(EXERCISE BRIEF): Look through the data below and return each line where "xlabel" appears.

Chart and figure data

....................

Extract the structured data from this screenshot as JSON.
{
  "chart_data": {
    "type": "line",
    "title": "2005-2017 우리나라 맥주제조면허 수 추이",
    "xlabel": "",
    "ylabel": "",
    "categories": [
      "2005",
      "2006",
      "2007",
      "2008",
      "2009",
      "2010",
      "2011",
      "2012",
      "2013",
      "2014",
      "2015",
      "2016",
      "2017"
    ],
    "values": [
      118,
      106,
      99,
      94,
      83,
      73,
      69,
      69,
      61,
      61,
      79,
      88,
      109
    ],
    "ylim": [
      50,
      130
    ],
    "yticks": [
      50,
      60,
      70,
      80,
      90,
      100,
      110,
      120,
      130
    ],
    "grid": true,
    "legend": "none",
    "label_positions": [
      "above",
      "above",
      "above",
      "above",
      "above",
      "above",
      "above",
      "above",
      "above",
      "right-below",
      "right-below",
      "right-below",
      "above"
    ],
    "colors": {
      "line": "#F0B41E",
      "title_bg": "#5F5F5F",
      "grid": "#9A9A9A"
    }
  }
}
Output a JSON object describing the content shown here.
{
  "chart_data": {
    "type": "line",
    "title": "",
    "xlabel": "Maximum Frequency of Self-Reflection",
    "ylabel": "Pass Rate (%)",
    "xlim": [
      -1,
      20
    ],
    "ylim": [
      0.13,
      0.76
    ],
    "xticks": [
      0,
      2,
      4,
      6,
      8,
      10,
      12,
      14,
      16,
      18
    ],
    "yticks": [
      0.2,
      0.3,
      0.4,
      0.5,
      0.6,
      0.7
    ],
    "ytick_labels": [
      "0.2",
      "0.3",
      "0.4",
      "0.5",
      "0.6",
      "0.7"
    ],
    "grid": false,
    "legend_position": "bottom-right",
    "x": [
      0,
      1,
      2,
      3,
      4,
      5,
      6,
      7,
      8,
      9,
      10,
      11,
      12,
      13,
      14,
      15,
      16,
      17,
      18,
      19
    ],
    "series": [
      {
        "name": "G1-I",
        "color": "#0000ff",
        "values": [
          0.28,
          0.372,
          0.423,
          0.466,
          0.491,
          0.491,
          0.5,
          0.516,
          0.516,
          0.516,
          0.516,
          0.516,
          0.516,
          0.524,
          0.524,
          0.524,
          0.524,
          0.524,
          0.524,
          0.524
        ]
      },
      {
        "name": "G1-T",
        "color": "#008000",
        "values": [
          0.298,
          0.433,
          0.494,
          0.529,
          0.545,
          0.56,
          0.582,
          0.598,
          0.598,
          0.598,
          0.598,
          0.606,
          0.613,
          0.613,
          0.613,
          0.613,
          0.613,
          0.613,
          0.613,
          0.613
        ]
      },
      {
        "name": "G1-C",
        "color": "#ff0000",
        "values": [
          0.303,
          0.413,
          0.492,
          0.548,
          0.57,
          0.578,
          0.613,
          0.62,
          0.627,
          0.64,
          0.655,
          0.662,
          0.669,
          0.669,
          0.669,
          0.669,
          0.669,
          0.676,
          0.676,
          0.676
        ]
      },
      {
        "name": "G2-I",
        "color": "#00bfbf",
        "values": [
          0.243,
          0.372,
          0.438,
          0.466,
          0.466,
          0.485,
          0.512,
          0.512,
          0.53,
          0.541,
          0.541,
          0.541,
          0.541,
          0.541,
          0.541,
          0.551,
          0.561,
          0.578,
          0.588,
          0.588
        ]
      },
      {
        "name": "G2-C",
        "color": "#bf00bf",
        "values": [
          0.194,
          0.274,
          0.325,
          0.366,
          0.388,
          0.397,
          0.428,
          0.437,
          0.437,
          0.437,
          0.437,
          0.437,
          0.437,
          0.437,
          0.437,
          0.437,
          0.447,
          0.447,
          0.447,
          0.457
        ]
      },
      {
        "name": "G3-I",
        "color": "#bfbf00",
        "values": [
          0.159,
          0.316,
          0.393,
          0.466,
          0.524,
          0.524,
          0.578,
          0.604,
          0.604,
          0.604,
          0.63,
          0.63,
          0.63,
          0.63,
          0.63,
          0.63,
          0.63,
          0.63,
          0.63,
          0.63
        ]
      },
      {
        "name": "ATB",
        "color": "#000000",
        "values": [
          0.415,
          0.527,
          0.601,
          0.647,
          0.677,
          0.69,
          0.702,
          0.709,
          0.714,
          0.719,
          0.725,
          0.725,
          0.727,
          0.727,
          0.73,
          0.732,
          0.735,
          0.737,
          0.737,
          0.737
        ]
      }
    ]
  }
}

....................

(RESPONSE TO THE TASK):
    "xlabel": "",
    "xlabel": "Maximum Frequency of Self-Reflection",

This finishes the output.